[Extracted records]

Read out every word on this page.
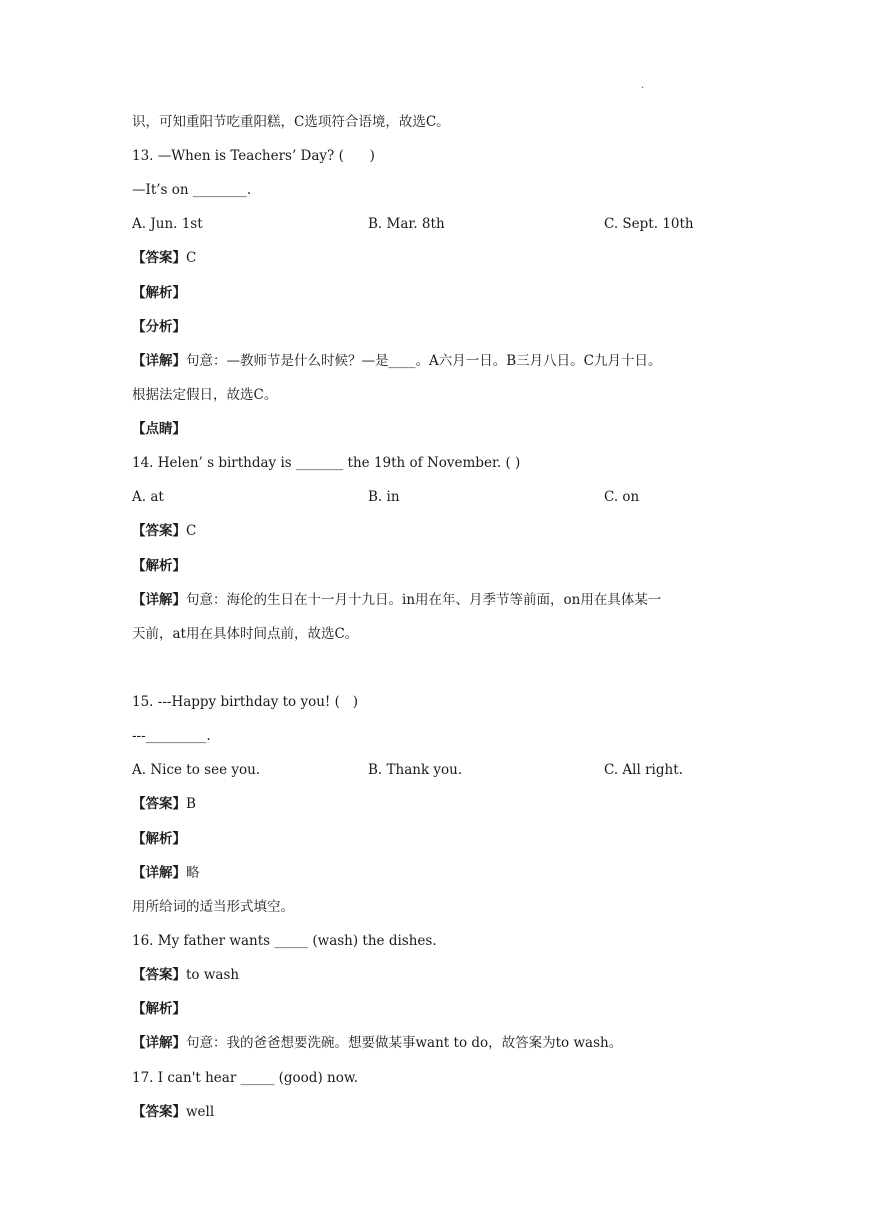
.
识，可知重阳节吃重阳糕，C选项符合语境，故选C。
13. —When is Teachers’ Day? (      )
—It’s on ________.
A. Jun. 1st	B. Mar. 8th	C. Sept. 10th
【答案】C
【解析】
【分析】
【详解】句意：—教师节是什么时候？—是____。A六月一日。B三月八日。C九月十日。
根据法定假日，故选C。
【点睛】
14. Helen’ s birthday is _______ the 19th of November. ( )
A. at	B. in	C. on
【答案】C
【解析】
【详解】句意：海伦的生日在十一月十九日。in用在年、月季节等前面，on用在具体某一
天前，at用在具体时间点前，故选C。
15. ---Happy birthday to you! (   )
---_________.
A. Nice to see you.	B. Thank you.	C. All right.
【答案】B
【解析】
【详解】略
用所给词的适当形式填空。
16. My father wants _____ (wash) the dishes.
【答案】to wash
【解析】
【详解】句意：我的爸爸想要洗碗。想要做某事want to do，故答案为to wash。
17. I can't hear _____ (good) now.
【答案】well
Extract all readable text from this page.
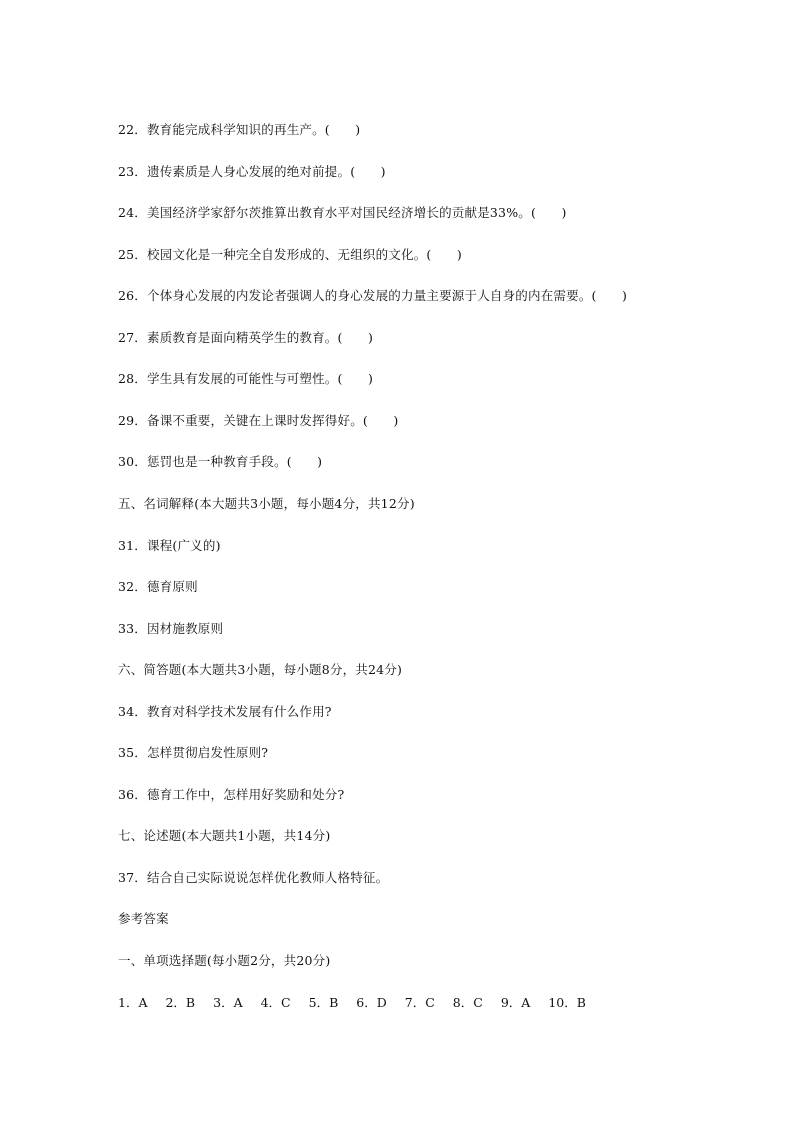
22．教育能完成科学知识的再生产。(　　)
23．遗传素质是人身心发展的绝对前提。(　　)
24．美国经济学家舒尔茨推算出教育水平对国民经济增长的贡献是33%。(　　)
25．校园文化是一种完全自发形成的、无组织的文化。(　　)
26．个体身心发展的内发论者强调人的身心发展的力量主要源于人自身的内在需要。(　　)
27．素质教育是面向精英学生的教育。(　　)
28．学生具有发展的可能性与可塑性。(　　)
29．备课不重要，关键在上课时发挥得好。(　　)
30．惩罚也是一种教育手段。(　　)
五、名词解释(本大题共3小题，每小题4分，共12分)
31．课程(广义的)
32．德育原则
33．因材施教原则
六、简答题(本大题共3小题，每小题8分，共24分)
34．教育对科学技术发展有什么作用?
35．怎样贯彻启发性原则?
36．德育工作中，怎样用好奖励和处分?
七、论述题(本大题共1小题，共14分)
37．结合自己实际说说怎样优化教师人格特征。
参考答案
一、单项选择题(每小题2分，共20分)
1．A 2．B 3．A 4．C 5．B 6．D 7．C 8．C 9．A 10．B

* * *

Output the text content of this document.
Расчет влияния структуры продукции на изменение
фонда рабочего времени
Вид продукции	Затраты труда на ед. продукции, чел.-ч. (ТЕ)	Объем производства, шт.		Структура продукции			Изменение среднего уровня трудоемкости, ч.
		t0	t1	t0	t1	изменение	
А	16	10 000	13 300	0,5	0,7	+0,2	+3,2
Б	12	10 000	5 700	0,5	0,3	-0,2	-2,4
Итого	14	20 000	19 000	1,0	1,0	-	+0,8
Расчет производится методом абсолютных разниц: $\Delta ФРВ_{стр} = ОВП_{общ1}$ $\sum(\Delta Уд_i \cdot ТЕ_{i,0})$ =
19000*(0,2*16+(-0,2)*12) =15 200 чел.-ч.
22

* * *

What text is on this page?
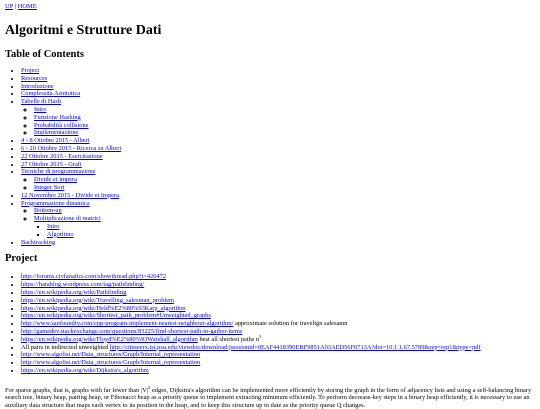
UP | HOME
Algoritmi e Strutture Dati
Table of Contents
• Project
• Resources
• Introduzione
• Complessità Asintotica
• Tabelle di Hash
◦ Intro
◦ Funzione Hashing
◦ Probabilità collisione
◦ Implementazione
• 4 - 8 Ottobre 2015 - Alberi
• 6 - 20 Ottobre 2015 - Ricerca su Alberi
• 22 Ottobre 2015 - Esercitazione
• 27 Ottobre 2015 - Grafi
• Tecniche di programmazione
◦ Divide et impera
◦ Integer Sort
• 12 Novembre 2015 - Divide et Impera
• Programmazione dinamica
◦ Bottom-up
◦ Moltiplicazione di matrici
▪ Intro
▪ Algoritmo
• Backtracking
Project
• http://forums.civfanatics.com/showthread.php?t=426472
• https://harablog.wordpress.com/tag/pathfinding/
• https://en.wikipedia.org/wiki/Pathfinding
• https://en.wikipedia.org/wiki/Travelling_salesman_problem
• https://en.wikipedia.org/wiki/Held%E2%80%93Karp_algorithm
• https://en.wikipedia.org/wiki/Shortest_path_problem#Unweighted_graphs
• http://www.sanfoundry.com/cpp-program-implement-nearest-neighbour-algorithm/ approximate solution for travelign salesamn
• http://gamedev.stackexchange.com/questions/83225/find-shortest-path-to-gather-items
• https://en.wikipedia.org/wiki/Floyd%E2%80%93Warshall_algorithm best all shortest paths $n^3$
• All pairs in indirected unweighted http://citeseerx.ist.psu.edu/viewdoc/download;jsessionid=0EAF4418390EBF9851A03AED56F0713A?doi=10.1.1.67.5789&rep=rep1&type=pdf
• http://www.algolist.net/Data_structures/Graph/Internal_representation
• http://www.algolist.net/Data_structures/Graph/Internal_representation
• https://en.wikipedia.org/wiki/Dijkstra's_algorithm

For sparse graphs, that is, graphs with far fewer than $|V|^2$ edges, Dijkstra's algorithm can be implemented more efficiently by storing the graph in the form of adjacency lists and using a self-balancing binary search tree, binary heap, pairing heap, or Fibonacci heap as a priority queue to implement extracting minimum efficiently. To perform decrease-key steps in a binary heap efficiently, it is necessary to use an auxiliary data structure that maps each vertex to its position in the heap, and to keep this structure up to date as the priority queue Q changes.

» **SET TASK**
Extract every line from the records above that contains the word "продукции".

» **CORRECT ANSWER**
Расчет влияния структуры продукции на изменение
Вид продукции	Затраты труда на ед. продукции, чел.-ч. (ТЕ)	Объем производства, шт.		Структура продукции			Изменение среднего уровня трудоемкости, ч.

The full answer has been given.